(Stored data)
━━━━━━━━━━━━━━━━━━━━

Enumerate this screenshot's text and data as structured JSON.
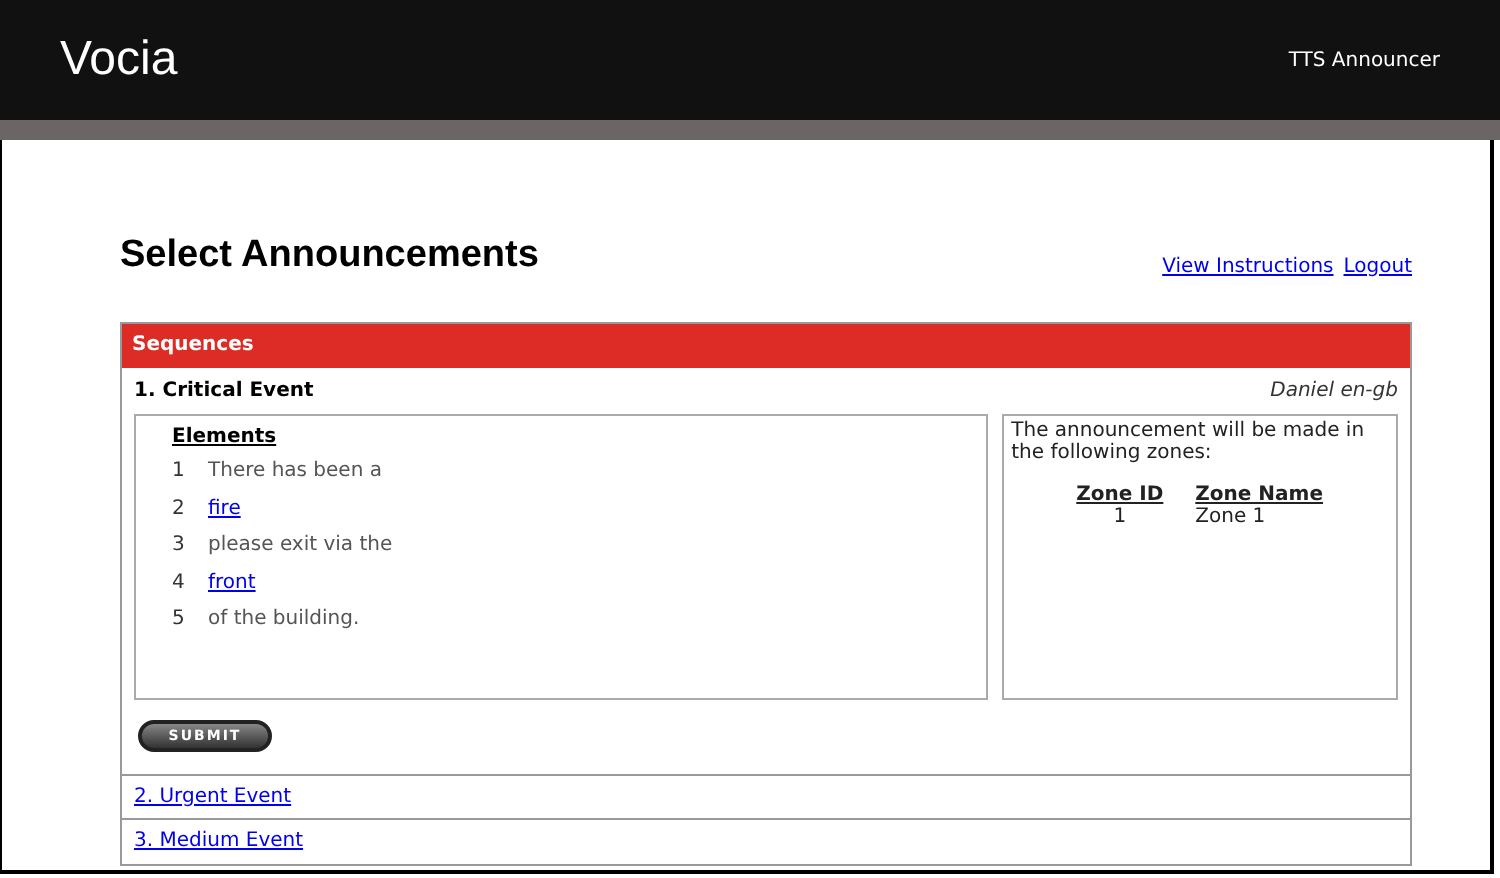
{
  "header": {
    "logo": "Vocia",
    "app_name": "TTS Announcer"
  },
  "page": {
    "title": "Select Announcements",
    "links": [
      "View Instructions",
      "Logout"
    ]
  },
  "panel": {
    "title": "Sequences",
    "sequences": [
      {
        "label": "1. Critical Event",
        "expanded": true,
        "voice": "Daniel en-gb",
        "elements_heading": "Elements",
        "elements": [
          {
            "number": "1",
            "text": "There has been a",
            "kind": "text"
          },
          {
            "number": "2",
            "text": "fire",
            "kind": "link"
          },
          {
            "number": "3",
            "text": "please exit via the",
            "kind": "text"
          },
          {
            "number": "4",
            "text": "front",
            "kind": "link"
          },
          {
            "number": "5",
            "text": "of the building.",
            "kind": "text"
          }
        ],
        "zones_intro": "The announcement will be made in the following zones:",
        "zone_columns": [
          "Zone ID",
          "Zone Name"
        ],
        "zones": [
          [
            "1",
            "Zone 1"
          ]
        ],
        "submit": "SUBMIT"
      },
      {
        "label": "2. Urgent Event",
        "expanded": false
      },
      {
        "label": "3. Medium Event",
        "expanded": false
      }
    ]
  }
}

━━━━━━━━━━━━━━━━━━━━

▶ EXERCISE
Repeat the records above verbatim, with no pictures in the result.

▶ RESPONSE TO THIS TASK
Enumerate this screenshot's text and data as structured JSON.
{
  "header": {
    "logo": "Vocia",
    "app_name": "TTS Announcer"
  },
  "page": {
    "title": "Select Announcements",
    "links": [
      "View Instructions",
      "Logout"
    ]
  },
  "panel": {
    "title": "Sequences",
    "sequences": [
      {
        "label": "1. Critical Event",
        "expanded": true,
        "voice": "Daniel en-gb",
        "elements_heading": "Elements",
        "elements": [
          {
            "number": "1",
            "text": "There has been a",
            "kind": "text"
          },
          {
            "number": "2",
            "text": "fire",
            "kind": "link"
          },
          {
            "number": "3",
            "text": "please exit via the",
            "kind": "text"
          },
          {
            "number": "4",
            "text": "front",
            "kind": "link"
          },
          {
            "number": "5",
            "text": "of the building.",
            "kind": "text"
          }
        ],
        "zones_intro": "The announcement will be made in the following zones:",
        "zone_columns": [
          "Zone ID",
          "Zone Name"
        ],
        "zones": [
          [
            "1",
            "Zone 1"
          ]
        ],
        "submit": "SUBMIT"
      },
      {
        "label": "2. Urgent Event",
        "expanded": false
      },
      {
        "label": "3. Medium Event",
        "expanded": false
      }
    ]
  }
}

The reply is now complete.